(Collected data)
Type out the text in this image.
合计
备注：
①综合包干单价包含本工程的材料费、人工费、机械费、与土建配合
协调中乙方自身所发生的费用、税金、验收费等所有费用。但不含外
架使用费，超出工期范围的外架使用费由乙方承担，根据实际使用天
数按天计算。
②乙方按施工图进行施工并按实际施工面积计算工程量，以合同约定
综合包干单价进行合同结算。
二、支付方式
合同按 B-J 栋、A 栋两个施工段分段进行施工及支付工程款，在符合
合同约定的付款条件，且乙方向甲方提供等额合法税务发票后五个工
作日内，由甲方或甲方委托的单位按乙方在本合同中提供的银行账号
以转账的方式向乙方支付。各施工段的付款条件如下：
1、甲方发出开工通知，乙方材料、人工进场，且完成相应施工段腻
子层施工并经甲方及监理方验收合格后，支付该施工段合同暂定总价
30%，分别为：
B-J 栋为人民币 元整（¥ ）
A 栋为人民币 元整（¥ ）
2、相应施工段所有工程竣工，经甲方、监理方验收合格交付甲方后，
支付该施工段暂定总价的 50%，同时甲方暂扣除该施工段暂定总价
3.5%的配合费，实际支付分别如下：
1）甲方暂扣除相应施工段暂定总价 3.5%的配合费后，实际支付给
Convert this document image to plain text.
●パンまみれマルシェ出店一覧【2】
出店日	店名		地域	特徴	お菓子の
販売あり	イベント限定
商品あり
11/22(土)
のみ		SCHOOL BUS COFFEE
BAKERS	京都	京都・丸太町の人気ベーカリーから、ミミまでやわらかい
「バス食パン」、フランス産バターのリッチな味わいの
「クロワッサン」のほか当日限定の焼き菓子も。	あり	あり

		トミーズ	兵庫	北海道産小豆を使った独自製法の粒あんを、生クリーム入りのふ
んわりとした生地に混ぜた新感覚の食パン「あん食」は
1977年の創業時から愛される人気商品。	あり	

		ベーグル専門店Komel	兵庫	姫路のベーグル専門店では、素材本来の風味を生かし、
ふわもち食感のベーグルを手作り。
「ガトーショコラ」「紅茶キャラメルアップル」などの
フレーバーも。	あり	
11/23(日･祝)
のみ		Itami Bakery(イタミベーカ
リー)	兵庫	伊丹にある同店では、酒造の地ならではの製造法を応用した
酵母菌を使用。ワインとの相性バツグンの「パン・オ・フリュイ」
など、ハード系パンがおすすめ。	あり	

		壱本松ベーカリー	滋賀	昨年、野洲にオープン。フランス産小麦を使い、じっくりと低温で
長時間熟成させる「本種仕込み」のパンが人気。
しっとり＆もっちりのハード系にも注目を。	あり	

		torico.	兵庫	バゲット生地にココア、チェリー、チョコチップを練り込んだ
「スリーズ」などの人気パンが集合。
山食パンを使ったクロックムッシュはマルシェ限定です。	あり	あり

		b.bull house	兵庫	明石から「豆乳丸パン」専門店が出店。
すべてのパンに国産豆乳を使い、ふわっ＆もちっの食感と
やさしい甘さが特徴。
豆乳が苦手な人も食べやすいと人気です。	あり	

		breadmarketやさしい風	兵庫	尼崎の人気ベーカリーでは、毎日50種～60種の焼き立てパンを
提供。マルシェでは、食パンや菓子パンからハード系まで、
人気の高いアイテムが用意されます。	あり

** Exercise objective **
Find every line with "text" in the listing and state how many there are, nothing else.

** Solution **
2